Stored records
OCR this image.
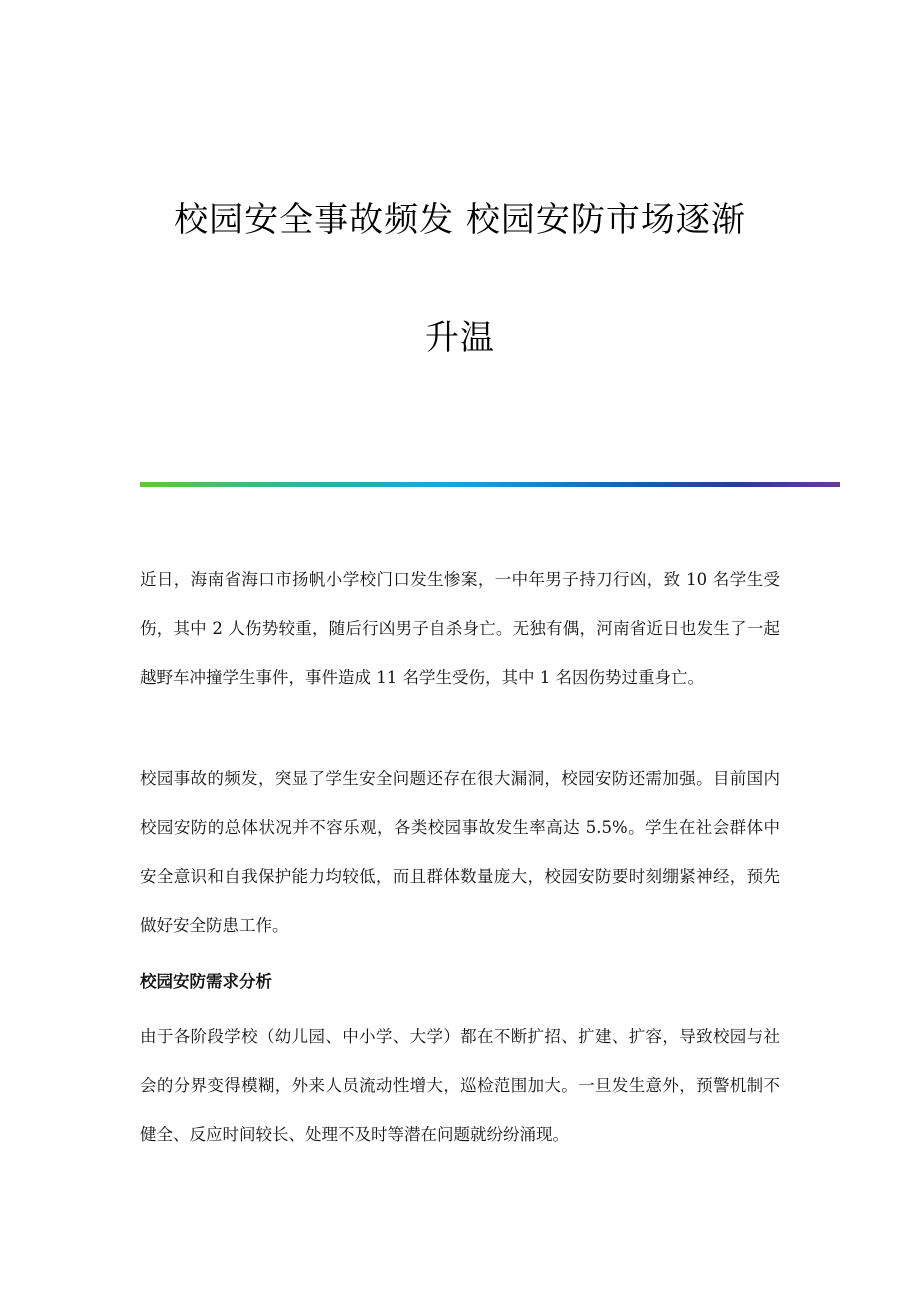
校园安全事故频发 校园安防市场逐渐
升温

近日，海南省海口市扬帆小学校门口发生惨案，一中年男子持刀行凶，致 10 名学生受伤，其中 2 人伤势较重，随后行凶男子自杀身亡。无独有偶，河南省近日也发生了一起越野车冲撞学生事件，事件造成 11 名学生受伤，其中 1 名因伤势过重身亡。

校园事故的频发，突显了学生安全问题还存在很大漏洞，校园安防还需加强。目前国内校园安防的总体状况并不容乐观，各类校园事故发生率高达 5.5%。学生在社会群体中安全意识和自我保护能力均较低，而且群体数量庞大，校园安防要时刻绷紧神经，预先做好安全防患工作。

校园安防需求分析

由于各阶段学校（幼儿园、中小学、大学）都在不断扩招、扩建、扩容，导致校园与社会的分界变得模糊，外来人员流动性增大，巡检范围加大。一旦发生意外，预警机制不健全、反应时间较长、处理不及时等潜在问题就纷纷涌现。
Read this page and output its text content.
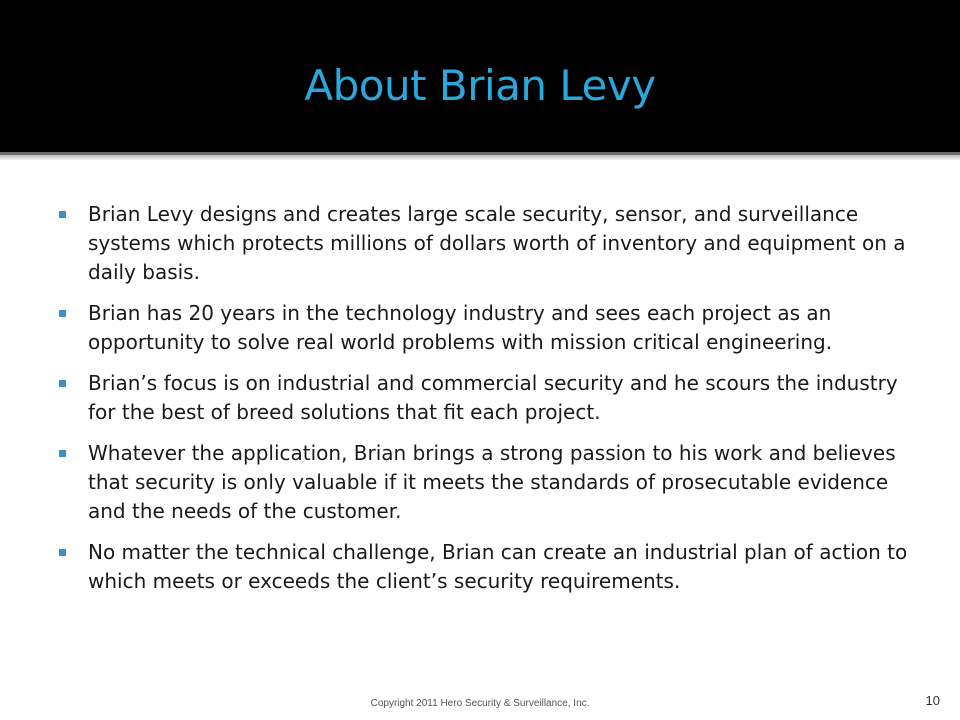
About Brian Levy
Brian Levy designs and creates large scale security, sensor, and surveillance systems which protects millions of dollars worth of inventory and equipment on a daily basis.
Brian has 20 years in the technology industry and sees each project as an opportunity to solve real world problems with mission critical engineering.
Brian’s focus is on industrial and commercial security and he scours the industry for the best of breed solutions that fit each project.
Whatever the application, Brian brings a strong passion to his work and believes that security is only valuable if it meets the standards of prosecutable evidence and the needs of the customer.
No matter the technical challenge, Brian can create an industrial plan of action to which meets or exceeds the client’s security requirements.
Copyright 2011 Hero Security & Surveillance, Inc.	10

What to produce
Return each line from the material above exactly, but not the pictures.

Solution for this task
OCR this image.
校园安全事故频发 校园安防市场逐渐
升温

近日，海南省海口市扬帆小学校门口发生惨案，一中年男子持刀行凶，致 10 名学生受伤，其中 2 人伤势较重，随后行凶男子自杀身亡。无独有偶，河南省近日也发生了一起越野车冲撞学生事件，事件造成 11 名学生受伤，其中 1 名因伤势过重身亡。

校园事故的频发，突显了学生安全问题还存在很大漏洞，校园安防还需加强。目前国内校园安防的总体状况并不容乐观，各类校园事故发生率高达 5.5%。学生在社会群体中安全意识和自我保护能力均较低，而且群体数量庞大，校园安防要时刻绷紧神经，预先做好安全防患工作。

校园安防需求分析

由于各阶段学校（幼儿园、中小学、大学）都在不断扩招、扩建、扩容，导致校园与社会的分界变得模糊，外来人员流动性增大，巡检范围加大。一旦发生意外，预警机制不健全、反应时间较长、处理不及时等潜在问题就纷纷涌现。
Read this page and output its text content.
About Brian Levy
Brian Levy designs and creates large scale security, sensor, and surveillance systems which protects millions of dollars worth of inventory and equipment on a daily basis.
Brian has 20 years in the technology industry and sees each project as an opportunity to solve real world problems with mission critical engineering.
Brian’s focus is on industrial and commercial security and he scours the industry for the best of breed solutions that fit each project.
Whatever the application, Brian brings a strong passion to his work and believes that security is only valuable if it meets the standards of prosecutable evidence and the needs of the customer.
No matter the technical challenge, Brian can create an industrial plan of action to which meets or exceeds the client’s security requirements.
Copyright 2011 Hero Security & Surveillance, Inc.	10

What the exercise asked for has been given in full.